----- PROVIDED PASSAGE -----

Pathophysiology of acute brain dysfunction

Abstract

To survey the recent medical literature examining the pathophysiology of acute brain dysfunction (delirium and coma) in the ICU. Clinical risk factors for brain dysfunction in the ICU continue to be elucidated and prediction models developed. Multiple studies have identified sedatives, especially benzodiazepines, as modifiable risk factors for delirium. Imaging studies examining global brain disorders have demonstrated white matter lesions and brain atrophy to be associated with delirium. Endothelial dysfunction, increased blood-brain barrier permeability, and reduced blood flow have also been implicated in cerebral perfusion abnormalities associated with brain dysfunction. The response of the brain to inflammation, including activation of microglia and neuronal apoptosis, leads to synaptic and neurochemical disturbances. Decreased availability of acetylcholine during critical illness leads to decreased counter-regulatory activity in response to inflammatory disease states, likely causing additional injury and further neurotransmitter imbalances. Dopamine, norepinephrine, and serotonin excess and their respective amino acid precursors have also been associated with brain dysfunction. The multifactorial pathophysiology of acute brain dysfunction remains incompletely understood. Multiple clinical risk factors have been identified and numerous pathophysiologic pathways have been hypothesized. Future research is required to investigate the roles of these pathways on differing clinical presentations, potential therapeutic options, and patient outcomes.

-----

**TASK INSTRUCTIONS**
According to the abstract on acute brain dysfunction, which sedatives in particular have multiple studies identified as modifiable risk factors for delirium?

----- MATERIAL SUPPLIED -----

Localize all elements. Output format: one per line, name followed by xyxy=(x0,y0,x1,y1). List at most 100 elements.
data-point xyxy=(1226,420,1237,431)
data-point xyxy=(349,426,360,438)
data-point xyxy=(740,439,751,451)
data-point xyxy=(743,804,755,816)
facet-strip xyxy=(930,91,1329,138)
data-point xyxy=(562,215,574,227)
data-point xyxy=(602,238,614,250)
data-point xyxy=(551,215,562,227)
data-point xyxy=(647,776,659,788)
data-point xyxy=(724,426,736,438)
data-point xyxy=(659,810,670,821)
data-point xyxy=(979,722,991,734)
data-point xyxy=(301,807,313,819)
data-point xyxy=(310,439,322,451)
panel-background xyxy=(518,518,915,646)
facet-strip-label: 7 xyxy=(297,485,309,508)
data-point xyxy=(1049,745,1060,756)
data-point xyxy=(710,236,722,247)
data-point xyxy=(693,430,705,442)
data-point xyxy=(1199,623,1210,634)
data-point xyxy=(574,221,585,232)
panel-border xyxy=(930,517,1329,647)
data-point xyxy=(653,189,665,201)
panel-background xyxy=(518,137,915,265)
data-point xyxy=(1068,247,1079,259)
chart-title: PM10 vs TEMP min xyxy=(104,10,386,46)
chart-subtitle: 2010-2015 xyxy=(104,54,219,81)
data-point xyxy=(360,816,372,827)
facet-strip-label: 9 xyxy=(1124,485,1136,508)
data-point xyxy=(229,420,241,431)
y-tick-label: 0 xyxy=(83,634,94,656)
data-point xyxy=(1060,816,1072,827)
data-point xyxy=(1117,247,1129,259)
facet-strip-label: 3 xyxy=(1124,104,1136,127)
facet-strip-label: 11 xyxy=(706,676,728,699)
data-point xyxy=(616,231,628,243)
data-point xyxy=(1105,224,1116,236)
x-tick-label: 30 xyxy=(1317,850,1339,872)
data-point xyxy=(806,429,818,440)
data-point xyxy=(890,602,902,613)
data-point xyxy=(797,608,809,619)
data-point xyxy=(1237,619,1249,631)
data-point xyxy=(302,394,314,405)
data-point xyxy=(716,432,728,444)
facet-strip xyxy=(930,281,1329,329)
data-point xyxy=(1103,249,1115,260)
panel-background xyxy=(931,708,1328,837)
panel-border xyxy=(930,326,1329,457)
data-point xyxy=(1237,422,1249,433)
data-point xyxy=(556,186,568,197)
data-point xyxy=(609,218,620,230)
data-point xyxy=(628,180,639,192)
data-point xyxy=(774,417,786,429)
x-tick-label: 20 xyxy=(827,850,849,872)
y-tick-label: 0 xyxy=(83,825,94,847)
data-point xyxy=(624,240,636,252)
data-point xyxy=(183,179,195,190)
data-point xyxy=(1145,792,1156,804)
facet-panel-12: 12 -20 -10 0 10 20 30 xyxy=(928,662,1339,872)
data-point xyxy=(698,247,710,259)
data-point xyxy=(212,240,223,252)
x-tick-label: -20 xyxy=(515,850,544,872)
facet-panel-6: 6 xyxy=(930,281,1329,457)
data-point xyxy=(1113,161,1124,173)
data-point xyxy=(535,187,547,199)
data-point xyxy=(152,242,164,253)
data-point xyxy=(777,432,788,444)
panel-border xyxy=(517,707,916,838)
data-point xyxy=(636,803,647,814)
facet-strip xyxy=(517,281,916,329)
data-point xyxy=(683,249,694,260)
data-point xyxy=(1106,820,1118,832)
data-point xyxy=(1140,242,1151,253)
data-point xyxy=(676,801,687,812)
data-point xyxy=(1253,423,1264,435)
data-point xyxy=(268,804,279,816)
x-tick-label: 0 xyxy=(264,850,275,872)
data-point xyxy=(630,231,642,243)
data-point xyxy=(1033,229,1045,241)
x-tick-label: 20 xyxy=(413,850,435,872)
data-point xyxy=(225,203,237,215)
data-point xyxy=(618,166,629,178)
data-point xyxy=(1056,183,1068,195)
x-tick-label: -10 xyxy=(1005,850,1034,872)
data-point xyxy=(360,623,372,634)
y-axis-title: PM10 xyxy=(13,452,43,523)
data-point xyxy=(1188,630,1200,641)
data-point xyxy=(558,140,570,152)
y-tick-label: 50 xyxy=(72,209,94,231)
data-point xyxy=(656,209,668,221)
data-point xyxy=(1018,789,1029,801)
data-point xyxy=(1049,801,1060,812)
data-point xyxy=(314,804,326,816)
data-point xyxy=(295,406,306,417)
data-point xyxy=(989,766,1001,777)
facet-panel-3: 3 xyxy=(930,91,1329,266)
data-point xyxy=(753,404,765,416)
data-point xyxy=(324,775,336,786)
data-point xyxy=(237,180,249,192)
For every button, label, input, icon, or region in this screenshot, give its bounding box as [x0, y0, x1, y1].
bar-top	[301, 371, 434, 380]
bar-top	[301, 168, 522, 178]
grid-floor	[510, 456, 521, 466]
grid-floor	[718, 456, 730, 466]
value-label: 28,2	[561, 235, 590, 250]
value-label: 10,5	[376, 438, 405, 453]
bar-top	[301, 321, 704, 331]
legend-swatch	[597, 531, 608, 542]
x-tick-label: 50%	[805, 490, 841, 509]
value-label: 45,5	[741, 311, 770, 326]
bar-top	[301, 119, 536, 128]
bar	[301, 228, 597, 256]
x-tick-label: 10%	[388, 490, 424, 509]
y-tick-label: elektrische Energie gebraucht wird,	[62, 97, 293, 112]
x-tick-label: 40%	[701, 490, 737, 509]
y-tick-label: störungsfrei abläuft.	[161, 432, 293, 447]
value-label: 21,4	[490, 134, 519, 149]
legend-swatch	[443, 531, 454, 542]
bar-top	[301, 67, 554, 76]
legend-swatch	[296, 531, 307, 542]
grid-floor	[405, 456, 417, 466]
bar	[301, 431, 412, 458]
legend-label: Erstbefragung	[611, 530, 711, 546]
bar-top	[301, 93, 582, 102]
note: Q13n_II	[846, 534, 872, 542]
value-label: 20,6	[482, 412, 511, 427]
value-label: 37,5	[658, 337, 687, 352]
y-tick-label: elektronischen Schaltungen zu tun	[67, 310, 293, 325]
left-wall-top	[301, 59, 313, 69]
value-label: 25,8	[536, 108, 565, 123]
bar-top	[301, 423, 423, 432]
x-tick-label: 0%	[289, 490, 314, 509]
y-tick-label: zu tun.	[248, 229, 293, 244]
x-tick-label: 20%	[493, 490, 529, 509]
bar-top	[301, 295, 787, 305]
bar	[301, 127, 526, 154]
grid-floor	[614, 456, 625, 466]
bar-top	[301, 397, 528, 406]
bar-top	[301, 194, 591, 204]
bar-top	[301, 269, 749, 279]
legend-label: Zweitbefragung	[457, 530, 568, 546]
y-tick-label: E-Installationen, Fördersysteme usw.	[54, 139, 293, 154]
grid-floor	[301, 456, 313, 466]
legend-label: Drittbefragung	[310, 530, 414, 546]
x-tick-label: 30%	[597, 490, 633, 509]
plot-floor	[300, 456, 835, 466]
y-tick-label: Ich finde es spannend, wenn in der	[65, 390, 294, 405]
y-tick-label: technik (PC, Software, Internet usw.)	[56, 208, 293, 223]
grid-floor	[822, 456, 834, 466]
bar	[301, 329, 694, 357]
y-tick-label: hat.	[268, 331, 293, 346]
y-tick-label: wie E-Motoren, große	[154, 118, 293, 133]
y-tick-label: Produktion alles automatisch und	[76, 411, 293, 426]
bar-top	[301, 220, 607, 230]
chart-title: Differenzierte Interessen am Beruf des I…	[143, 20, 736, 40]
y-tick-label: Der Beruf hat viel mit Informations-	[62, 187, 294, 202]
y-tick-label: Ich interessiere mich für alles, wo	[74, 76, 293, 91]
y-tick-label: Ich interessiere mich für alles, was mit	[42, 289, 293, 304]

-----

**TASK SOLUTION**
Benzodiazepines.